WHAT IS REQUIRED: Copy out the records below, putting "text-row" in place of each "text-line" and leaving everything else the same.

++++++++++++++++++++

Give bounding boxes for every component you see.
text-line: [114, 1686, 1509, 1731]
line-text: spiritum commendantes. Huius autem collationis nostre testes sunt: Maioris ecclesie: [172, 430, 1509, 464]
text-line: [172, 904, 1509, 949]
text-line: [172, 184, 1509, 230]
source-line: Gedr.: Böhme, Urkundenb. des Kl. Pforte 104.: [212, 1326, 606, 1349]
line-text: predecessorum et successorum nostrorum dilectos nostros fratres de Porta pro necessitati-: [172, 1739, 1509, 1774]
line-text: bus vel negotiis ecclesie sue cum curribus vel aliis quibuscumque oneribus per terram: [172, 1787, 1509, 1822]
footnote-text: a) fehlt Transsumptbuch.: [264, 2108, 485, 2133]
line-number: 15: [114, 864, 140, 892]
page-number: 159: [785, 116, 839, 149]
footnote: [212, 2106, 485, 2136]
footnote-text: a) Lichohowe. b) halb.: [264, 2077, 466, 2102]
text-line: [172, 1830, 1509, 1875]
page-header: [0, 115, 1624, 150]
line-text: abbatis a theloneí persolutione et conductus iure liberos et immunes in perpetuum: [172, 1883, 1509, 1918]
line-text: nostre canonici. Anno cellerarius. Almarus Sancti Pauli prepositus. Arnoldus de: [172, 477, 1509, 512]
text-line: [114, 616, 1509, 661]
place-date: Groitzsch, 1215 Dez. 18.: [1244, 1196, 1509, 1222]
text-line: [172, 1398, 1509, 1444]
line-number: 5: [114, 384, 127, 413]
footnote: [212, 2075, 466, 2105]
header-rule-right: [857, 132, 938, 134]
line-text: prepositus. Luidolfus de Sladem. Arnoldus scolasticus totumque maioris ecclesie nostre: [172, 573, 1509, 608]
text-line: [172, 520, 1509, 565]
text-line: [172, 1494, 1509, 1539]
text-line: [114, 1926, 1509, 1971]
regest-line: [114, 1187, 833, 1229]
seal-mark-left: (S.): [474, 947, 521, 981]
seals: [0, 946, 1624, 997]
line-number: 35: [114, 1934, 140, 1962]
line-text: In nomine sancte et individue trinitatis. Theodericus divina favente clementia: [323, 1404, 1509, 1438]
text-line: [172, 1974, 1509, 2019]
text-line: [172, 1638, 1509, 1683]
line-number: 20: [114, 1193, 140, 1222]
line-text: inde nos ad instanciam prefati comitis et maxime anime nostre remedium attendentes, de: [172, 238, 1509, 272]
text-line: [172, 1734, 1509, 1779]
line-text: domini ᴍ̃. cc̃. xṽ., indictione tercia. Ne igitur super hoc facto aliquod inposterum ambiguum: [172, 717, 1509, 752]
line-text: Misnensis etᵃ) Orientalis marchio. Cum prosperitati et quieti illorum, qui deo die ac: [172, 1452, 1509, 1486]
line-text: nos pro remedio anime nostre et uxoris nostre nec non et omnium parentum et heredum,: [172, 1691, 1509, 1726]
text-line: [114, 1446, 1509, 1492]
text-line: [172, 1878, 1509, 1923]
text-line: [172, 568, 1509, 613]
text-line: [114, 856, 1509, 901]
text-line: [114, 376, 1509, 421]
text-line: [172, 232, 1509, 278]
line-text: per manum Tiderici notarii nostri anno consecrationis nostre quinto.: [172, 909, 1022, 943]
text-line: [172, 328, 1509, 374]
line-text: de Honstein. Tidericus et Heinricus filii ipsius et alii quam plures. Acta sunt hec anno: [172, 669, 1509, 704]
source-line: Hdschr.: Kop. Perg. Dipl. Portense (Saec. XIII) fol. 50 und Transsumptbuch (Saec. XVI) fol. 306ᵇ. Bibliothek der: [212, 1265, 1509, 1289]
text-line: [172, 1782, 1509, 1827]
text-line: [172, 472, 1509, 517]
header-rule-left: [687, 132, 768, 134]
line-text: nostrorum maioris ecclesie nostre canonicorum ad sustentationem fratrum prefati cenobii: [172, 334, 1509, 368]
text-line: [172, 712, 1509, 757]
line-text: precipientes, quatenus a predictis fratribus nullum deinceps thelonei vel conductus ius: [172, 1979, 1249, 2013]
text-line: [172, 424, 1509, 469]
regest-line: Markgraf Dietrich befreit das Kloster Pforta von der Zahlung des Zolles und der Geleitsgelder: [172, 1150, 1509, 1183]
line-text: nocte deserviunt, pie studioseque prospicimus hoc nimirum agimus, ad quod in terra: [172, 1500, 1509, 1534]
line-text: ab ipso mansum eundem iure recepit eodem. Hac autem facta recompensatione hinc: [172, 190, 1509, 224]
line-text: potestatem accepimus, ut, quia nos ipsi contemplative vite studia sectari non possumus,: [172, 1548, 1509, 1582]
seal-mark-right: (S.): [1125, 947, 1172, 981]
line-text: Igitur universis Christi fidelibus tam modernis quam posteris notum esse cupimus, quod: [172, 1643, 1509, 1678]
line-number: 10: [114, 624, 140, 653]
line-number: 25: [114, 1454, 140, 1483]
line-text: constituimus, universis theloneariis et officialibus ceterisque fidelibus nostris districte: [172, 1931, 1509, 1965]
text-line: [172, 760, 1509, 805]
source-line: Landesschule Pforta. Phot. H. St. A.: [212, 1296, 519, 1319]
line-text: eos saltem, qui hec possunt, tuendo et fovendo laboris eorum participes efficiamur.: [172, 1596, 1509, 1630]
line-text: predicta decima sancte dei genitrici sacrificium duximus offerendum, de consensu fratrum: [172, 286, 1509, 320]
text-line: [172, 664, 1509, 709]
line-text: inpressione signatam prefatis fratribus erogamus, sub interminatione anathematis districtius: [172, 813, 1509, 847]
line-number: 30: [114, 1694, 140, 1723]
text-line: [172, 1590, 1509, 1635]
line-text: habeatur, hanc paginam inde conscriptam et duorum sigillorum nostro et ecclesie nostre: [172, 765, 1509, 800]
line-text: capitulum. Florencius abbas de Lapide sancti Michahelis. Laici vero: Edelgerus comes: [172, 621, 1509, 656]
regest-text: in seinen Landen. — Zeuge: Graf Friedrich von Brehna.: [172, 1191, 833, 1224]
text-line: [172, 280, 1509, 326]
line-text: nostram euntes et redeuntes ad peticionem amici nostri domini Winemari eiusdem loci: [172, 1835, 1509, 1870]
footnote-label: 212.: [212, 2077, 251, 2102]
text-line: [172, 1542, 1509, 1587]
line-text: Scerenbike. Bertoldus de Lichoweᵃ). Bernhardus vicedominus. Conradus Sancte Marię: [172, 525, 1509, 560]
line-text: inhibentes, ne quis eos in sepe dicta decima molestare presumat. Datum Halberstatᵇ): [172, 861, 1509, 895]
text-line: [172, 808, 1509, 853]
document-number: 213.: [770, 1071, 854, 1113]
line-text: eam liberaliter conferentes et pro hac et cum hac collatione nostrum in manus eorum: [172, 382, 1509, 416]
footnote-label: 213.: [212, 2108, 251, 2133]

++++++++++++++++++++

REPLY TO THE EXERCISE:
Give bounding boxes for every component you see.
text-row: [114, 1686, 1509, 1731]
line-text: spiritum commendantes. Huius autem collationis nostre testes sunt: Maioris ecclesie: [172, 430, 1509, 464]
text-row: [172, 904, 1509, 949]
text-row: [172, 184, 1509, 230]
source-line: Gedr.: Böhme, Urkundenb. des Kl. Pforte 104.: [212, 1326, 606, 1349]
line-text: predecessorum et successorum nostrorum dilectos nostros fratres de Porta pro necessitati-: [172, 1739, 1509, 1774]
line-text: bus vel negotiis ecclesie sue cum curribus vel aliis quibuscumque oneribus per terram: [172, 1787, 1509, 1822]
footnote-text: a) fehlt Transsumptbuch.: [264, 2108, 485, 2133]
line-number: 15: [114, 864, 140, 892]
page-number: 159: [785, 116, 839, 149]
footnote: [212, 2106, 485, 2136]
footnote-text: a) Lichohowe. b) halb.: [264, 2077, 466, 2102]
text-row: [172, 1830, 1509, 1875]
page-header: [0, 115, 1624, 150]
line-text: abbatis a theloneí persolutione et conductus iure liberos et immunes in perpetuum: [172, 1883, 1509, 1918]
line-text: nostre canonici. Anno cellerarius. Almarus Sancti Pauli prepositus. Arnoldus de: [172, 477, 1509, 512]
text-row: [114, 616, 1509, 661]
place-date: Groitzsch, 1215 Dez. 18.: [1244, 1196, 1509, 1222]
text-row: [172, 1398, 1509, 1444]
line-number: 5: [114, 384, 127, 413]
footnote: [212, 2075, 466, 2105]
header-rule-right: [857, 132, 938, 134]
line-text: prepositus. Luidolfus de Sladem. Arnoldus scolasticus totumque maioris ecclesie nostre: [172, 573, 1509, 608]
text-row: [172, 520, 1509, 565]
text-row: [172, 1494, 1509, 1539]
text-row: [114, 1926, 1509, 1971]
regest-line: [114, 1187, 833, 1229]
seal-mark-left: (S.): [474, 947, 521, 981]
seals: [0, 946, 1624, 997]
line-number: 35: [114, 1934, 140, 1962]
line-text: In nomine sancte et individue trinitatis. Theodericus divina favente clementia: [323, 1404, 1509, 1438]
text-row: [172, 1974, 1509, 2019]
text-row: [172, 1638, 1509, 1683]
line-number: 20: [114, 1193, 140, 1222]
line-text: inde nos ad instanciam prefati comitis et maxime anime nostre remedium attendentes, de: [172, 238, 1509, 272]
text-row: [172, 1734, 1509, 1779]
line-text: domini ᴍ̃. cc̃. xṽ., indictione tercia. Ne igitur super hoc facto aliquod inposterum ambiguum: [172, 717, 1509, 752]
line-text: Misnensis etᵃ) Orientalis marchio. Cum prosperitati et quieti illorum, qui deo die ac: [172, 1452, 1509, 1486]
line-text: nos pro remedio anime nostre et uxoris nostre nec non et omnium parentum et heredum,: [172, 1691, 1509, 1726]
text-row: [114, 1446, 1509, 1492]
text-row: [172, 1878, 1509, 1923]
text-row: [172, 568, 1509, 613]
text-row: [114, 856, 1509, 901]
text-row: [114, 376, 1509, 421]
text-row: [172, 232, 1509, 278]
line-text: per manum Tiderici notarii nostri anno consecrationis nostre quinto.: [172, 909, 1022, 943]
text-row: [172, 328, 1509, 374]
line-text: de Honstein. Tidericus et Heinricus filii ipsius et alii quam plures. Acta sunt hec anno: [172, 669, 1509, 704]
source-line: Hdschr.: Kop. Perg. Dipl. Portense (Saec. XIII) fol. 50 und Transsumptbuch (Saec. XVI) fol. 306ᵇ. Bibliothek der: [212, 1265, 1509, 1289]
text-row: [172, 1782, 1509, 1827]
text-row: [172, 472, 1509, 517]
header-rule-left: [687, 132, 768, 134]
line-text: nostrorum maioris ecclesie nostre canonicorum ad sustentationem fratrum prefati cenobii: [172, 334, 1509, 368]
text-row: [172, 712, 1509, 757]
line-text: precipientes, quatenus a predictis fratribus nullum deinceps thelonei vel conductus ius: [172, 1979, 1249, 2013]
text-row: [172, 424, 1509, 469]
regest-line: Markgraf Dietrich befreit das Kloster Pforta von der Zahlung des Zolles und der Geleitsgelder: [172, 1150, 1509, 1183]
line-text: nocte deserviunt, pie studioseque prospicimus hoc nimirum agimus, ad quod in terra: [172, 1500, 1509, 1534]
line-text: ab ipso mansum eundem iure recepit eodem. Hac autem facta recompensatione hinc: [172, 190, 1509, 224]
line-text: potestatem accepimus, ut, quia nos ipsi contemplative vite studia sectari non possumus,: [172, 1548, 1509, 1582]
seal-mark-right: (S.): [1125, 947, 1172, 981]
line-text: Igitur universis Christi fidelibus tam modernis quam posteris notum esse cupimus, quod: [172, 1643, 1509, 1678]
line-number: 10: [114, 624, 140, 653]
line-number: 25: [114, 1454, 140, 1483]
line-text: constituimus, universis theloneariis et officialibus ceterisque fidelibus nostris districte: [172, 1931, 1509, 1965]
text-row: [172, 760, 1509, 805]
source-line: Landesschule Pforta. Phot. H. St. A.: [212, 1296, 519, 1319]
line-text: eos saltem, qui hec possunt, tuendo et fovendo laboris eorum participes efficiamur.: [172, 1596, 1509, 1630]
line-text: predicta decima sancte dei genitrici sacrificium duximus offerendum, de consensu fratrum: [172, 286, 1509, 320]
text-row: [172, 664, 1509, 709]
line-text: inpressione signatam prefatis fratribus erogamus, sub interminatione anathematis districtius: [172, 813, 1509, 847]
line-number: 30: [114, 1694, 140, 1723]
text-row: [172, 1590, 1509, 1635]
line-text: habeatur, hanc paginam inde conscriptam et duorum sigillorum nostro et ecclesie nostre: [172, 765, 1509, 800]
line-text: capitulum. Florencius abbas de Lapide sancti Michahelis. Laici vero: Edelgerus comes: [172, 621, 1509, 656]
regest-text: in seinen Landen. — Zeuge: Graf Friedrich von Brehna.: [172, 1191, 833, 1224]
text-row: [172, 280, 1509, 326]
line-text: nostram euntes et redeuntes ad peticionem amici nostri domini Winemari eiusdem loci: [172, 1835, 1509, 1870]
footnote-label: 212.: [212, 2077, 251, 2102]
text-row: [172, 1542, 1509, 1587]
line-text: Scerenbike. Bertoldus de Lichoweᵃ). Bernhardus vicedominus. Conradus Sancte Marię: [172, 525, 1509, 560]
line-text: inhibentes, ne quis eos in sepe dicta decima molestare presumat. Datum Halberstatᵇ): [172, 861, 1509, 895]
text-row: [172, 808, 1509, 853]
document-number: 213.: [770, 1071, 854, 1113]
line-text: eam liberaliter conferentes et pro hac et cum hac collatione nostrum in manus eorum: [172, 382, 1509, 416]
footnote-label: 213.: [212, 2108, 251, 2133]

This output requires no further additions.